--- Start Data ---

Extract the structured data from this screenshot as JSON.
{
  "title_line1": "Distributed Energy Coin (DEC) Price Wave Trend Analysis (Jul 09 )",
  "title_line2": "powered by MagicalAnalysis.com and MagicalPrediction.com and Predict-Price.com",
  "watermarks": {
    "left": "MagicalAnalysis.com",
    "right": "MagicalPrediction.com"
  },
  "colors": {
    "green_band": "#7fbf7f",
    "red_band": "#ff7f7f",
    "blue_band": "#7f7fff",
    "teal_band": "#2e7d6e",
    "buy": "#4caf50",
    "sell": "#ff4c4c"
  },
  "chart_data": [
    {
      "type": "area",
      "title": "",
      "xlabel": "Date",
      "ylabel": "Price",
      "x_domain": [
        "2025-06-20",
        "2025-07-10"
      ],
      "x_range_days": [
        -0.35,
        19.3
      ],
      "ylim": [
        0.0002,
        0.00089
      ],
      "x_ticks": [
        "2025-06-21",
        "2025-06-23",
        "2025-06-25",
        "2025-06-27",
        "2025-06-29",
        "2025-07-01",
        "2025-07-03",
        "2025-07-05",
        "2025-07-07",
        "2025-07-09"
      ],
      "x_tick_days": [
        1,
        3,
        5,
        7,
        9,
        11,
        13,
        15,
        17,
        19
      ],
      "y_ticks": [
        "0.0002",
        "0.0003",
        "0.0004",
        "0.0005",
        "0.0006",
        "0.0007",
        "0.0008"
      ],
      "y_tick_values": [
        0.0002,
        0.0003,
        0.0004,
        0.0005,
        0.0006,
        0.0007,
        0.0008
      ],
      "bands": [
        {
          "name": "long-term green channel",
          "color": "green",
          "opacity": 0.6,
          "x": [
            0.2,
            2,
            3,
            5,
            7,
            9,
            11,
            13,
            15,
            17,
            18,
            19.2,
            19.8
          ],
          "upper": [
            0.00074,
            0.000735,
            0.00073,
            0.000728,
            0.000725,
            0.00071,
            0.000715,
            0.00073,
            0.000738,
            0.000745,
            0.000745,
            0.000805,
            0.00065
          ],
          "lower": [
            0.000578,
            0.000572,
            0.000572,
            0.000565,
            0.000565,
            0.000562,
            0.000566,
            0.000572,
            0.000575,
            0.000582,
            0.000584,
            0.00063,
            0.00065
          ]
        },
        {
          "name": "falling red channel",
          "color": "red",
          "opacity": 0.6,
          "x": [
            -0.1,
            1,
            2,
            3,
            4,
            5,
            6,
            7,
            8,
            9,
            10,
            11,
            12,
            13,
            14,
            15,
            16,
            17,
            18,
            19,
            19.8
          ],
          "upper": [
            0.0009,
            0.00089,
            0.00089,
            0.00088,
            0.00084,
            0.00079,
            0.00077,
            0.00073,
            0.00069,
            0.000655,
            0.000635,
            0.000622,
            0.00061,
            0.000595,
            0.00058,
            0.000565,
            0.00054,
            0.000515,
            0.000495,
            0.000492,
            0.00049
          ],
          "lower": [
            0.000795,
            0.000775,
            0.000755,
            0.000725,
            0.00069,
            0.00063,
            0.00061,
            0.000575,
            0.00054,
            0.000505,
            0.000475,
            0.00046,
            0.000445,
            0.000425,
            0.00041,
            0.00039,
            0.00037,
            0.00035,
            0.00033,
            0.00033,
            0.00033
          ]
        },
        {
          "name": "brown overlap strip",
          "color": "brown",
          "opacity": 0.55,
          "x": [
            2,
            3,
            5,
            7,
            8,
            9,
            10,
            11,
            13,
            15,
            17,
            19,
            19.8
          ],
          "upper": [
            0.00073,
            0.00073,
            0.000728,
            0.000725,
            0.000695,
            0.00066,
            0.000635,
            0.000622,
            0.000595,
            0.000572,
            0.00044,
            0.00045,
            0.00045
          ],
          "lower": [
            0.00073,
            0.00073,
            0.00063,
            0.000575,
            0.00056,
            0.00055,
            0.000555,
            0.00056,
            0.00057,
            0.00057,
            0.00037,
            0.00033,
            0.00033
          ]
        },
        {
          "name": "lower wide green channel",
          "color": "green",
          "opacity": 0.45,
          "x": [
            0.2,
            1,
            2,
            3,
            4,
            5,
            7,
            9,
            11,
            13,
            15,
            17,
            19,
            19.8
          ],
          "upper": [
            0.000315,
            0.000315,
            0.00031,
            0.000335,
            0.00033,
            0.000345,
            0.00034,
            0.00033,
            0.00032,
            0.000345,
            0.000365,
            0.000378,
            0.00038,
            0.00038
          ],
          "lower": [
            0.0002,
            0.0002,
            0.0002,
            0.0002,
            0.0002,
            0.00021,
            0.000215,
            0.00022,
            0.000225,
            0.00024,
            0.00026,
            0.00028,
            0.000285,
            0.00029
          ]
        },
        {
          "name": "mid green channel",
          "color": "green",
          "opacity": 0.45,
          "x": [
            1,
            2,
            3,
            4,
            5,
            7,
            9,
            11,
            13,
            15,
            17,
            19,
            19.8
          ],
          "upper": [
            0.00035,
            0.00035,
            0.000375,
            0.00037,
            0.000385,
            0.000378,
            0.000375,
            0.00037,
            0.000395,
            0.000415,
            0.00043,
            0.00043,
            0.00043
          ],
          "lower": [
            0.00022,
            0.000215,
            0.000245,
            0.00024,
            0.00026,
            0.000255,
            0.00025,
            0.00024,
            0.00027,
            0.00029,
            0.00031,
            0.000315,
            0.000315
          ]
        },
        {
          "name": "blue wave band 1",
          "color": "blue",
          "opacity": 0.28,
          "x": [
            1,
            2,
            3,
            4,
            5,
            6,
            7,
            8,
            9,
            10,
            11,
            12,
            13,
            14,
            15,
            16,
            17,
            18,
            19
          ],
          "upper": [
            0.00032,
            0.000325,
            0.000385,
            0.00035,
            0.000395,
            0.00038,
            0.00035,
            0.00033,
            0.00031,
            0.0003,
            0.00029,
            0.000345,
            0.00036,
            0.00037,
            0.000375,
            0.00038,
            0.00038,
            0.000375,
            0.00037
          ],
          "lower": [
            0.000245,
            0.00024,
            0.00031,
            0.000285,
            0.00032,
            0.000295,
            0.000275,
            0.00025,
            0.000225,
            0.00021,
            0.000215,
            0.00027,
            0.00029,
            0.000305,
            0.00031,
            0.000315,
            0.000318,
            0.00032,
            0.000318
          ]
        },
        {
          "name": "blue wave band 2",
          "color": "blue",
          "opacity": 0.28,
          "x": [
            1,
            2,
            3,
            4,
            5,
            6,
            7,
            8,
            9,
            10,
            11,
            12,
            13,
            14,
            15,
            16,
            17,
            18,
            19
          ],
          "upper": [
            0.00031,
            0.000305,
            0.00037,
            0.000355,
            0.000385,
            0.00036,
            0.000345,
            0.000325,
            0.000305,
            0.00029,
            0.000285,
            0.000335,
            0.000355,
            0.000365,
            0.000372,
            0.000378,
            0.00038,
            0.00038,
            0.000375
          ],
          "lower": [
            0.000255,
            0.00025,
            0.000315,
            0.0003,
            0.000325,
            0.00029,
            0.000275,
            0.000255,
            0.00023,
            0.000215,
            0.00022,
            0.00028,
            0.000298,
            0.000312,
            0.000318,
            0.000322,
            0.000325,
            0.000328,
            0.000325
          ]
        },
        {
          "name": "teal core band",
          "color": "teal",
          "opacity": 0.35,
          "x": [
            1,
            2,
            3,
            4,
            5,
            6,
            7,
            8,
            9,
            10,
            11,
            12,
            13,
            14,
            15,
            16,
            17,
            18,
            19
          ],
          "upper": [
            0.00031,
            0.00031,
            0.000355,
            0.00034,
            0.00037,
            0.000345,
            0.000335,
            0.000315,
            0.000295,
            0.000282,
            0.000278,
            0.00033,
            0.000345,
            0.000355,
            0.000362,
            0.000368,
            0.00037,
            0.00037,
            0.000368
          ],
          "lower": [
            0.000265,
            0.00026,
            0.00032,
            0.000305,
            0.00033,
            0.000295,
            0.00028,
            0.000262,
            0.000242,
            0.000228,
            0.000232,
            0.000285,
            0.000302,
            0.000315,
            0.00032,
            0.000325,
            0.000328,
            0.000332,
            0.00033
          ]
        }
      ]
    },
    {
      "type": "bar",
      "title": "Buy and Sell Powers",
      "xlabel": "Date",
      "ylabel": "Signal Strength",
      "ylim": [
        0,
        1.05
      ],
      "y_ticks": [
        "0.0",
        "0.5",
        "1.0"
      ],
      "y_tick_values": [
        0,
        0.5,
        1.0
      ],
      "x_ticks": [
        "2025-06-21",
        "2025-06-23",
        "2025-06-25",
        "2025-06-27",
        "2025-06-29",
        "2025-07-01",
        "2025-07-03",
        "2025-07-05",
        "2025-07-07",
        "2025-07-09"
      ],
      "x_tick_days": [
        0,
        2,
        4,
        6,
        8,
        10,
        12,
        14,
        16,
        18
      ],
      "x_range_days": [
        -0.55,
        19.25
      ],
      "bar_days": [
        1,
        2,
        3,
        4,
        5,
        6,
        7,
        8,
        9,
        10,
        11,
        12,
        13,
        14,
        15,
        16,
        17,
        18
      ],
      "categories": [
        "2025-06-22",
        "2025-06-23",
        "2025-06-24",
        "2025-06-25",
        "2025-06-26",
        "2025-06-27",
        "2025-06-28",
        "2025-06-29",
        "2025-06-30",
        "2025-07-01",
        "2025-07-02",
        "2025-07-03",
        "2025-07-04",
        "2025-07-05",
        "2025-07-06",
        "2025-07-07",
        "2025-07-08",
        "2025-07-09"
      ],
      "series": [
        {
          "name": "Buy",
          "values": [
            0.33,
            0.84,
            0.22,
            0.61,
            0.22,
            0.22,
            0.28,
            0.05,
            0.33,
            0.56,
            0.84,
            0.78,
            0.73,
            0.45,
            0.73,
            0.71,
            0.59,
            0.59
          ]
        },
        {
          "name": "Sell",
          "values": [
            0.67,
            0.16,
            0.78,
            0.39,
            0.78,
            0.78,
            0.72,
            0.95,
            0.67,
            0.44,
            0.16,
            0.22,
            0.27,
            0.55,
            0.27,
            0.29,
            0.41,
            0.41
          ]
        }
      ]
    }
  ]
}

--- End Data ---

What you should do: Go through the entries above and copy every line containing "brown".

Answer below:
          "name": "brown overlap strip",
          "color": "brown",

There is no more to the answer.